- [REQUIRED TASK]: Write the next part of the passage on the early church's Rule of Faith and belief in Christ's divinity, picking up after its last sentence.

# start of ARTICLE

That just would not do, according to Brown’s presentation of Constantine. So the emperor manufactured a council that would put the supposedly earlier gospels and their teachings of a human-mortal-only Jesus out of business, out of commission, and out of town. And in place of these teachings would come a collusive doctrinal statement deifying Christ so that the church's control over the world would be forever guaranteed. And to this day, according to Brown’s conclusions, the Roman Catholic Church exists to fleece people’s pocketbooks and souls while protecting the real secret about Jesus which, if publicly revealed, would overturn the world as we know it. Crazy, huh?

The Canon or Rule of Faith

The fact of the matter is really this. Based upon many ancient manuscripts, writings of church fathers, and even history itself reflect that Christians all over the world had already adopted what was called the Canon or Rule of faith. Long before the church adopted the creeds it has and recites today, this Canon or Rule of Faith was the set of doctrinal summaries and instructional beliefs for the early church. What is more, this Canon or Rule was merely an affirmation of what had already been circulating as teaching that was faithful to that of the apostles and the churches they planted. The Canon or Rule can be found in many expressions and in many writings of early church fathers. In summary, it was merely oral teachings which were amazingly and consistently communicated generation after generation all around the known world. This included the belief and teaching that Jesus Christ was not just a man, but was also God.

Consider one example from Irenaeus and his writings in the second century. Taking his cue from 1 Corinthians 8:6, he writes, "Yet for us there is but one God, the Father, from whom all things came and for whom we live; and there is but one Lord, Jesus Christ." He wrote this a good hundred years before the council of Nicea, and all of his writings reflect this same notion where Jesus Christ and His nature are discussed. Where’s the overwhelming evidence then that the conclusion of the whole religious world of that time was that Jesus Christ was not divine or that the church thought anything to the contrary? Even previous to this, in the earliest extra-canonical Christian work, the Didache, written around 100 A.D., Aramaic-speaking Christians referred to Jesus as Lord, a Greek term utilized by Christians to refer to His divinity.

# end of ARTICLE
# start of ENTRIES PROVIDED

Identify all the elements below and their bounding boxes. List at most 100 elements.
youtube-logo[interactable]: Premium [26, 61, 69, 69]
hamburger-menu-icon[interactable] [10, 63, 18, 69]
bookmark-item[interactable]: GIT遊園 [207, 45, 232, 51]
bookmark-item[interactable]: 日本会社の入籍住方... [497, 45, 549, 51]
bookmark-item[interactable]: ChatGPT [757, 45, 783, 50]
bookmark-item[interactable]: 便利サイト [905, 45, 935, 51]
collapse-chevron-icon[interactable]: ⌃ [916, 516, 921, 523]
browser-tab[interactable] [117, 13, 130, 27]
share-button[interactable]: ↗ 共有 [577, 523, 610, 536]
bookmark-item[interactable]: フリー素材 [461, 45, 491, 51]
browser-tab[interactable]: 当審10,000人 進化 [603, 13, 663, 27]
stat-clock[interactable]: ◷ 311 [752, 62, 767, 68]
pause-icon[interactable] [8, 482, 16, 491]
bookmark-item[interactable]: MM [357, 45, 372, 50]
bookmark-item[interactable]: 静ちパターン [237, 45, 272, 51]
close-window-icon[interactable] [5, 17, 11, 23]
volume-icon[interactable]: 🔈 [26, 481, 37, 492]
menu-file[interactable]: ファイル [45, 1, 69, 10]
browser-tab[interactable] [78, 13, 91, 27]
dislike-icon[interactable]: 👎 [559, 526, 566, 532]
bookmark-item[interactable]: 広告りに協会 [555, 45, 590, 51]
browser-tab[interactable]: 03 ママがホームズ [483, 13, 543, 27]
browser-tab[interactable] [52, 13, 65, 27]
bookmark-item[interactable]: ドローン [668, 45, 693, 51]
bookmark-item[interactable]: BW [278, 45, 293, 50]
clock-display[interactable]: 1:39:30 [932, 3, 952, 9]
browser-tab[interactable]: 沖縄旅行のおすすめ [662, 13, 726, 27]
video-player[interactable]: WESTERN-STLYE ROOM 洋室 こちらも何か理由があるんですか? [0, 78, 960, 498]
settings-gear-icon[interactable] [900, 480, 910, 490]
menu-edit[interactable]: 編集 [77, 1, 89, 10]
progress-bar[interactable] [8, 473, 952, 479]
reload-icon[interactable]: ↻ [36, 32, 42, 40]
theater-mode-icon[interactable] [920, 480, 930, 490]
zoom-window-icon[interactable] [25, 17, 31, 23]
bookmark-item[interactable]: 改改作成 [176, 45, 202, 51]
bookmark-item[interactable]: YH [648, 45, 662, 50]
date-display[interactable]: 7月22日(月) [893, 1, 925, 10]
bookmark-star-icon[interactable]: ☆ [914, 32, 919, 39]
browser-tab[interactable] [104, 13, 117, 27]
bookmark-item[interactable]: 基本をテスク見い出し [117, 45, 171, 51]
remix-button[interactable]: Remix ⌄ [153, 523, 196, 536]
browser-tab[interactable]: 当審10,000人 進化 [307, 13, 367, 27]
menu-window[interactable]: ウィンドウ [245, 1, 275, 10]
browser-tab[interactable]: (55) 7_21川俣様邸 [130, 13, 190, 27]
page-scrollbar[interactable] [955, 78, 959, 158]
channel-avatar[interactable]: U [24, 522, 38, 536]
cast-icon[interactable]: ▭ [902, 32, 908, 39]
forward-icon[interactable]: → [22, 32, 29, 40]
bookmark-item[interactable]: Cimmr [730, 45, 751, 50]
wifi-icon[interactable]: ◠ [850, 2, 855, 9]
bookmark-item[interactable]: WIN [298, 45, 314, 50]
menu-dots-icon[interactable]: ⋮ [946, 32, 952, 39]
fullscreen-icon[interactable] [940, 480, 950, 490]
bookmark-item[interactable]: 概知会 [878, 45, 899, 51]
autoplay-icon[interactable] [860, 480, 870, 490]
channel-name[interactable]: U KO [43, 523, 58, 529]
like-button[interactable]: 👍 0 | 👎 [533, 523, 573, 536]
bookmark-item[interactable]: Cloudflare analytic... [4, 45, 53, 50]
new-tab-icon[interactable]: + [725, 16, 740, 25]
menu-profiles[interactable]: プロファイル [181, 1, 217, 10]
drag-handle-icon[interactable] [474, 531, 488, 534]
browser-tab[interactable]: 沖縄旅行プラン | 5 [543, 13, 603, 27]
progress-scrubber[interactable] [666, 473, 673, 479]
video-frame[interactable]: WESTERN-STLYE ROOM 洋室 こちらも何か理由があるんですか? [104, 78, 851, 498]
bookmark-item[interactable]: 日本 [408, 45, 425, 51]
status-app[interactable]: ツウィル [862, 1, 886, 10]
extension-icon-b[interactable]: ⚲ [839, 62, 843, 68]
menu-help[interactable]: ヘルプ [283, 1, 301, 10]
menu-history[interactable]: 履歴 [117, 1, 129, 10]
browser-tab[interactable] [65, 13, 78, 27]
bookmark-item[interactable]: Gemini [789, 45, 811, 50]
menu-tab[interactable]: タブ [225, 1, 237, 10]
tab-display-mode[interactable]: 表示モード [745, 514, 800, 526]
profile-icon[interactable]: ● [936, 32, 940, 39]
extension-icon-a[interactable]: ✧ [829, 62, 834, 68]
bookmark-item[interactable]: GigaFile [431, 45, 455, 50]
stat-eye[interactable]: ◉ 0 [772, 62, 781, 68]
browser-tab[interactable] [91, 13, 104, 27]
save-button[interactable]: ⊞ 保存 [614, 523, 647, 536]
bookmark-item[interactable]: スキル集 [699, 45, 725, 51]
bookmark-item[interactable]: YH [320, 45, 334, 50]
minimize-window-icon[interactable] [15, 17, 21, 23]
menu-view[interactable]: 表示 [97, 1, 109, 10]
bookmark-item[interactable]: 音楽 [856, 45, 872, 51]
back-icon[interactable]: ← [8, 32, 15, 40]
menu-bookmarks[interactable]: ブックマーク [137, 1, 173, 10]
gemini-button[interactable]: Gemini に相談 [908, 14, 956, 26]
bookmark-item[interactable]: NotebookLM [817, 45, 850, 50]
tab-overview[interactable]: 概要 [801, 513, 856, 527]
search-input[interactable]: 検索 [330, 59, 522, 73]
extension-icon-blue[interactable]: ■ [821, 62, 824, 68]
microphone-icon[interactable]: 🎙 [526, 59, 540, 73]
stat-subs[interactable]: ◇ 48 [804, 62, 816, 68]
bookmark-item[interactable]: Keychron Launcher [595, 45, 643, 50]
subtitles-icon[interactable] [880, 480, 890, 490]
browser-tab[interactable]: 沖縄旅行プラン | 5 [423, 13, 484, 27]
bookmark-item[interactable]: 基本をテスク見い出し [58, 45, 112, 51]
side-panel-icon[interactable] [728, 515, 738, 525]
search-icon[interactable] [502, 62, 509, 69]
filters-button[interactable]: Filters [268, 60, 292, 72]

# end of ENTRIES PROVIDED

- [FINAL RESULT]:
“In addition, pre-Nicene Christians acknowledged Jesus's divinity by petitioning God the Father in Christ's name. Church leaders, including Justin Martyr, a second-century luminary and the first great church apologist, baptized in the name of the triune God—Father, Son, and Holy Spirit—thereby acknowledging the equality of the one Lord's three distinct persons.” [1]

What we find then at the Council of Nicea are 300 out of 302 voting pastors and bishops and church leaders who confirmed what had already been affirmed throughout church history up to that point, including what is reflected in the Didache and the Canon or Rule of Faith: Jesus Christ was God and man. The statement the Nicean Council labored hard to formulate and perpetuate was an attempt to put their affirmation and confirmation into writing as a defense against any and all future efforts to pollute Christ and His gift of salvation. The world's foremost authority on ancient Christian creeds, Jaroslav Pelikan of Yale University, states that the unity of these earliest pre-Nicaean creeds could be summed up this way:

"The one true God, Creator of heaven and earth; His only Son, born of the Virgin Mary, divinely powerful in word and deed, crucified under Pontius Pilate, raised from the dead, and returning to judge the world."

The Implications of Brown's View of Christian History
Consider the results of the opposite view, one which Brown labors to show as the concoction of Constantine in order to maintain control over the masses in order to hide the true identity of Jesus and his progeny. If He was merely a man, He could not be the Savior of the world, offering people deliverance from their sin and separation from God. And this was the primary message Jesus and His apostles taught. To preach and teach and write of His existence as anything other than 100% human and 100% divine would be to undermine the message He preached and the mission He came to accomplish. That is what the Council sought to affirm, confirm, and defend in its deliberations and decisions. Unfortunately, Brown missed that part of history entirely and chose instead to pollute it with errors so simple that it seems even the simple-minded have been easily deceived.

Now Brown’s fanciful dealing with historical facts is evident in the way he portrays the vote at the Nicean Council. The emperor Constantine supposedly led the bishops there to declare that Jesus was the Son of God by vote, and “a relatively close vote at that” (p. 253). Recall the final score again. 300 affirming the statement, and 2 against (Secundus of Ptolemais and Theonas of Mirmirica, Lybian bishops and followers of Arius). These are the facts. So does that sound like “a relatively close vote” to you?



An Example of a "Brown-Out" from Sports History

Allow me to revise a little football history using Brown’s interpretation and analyses.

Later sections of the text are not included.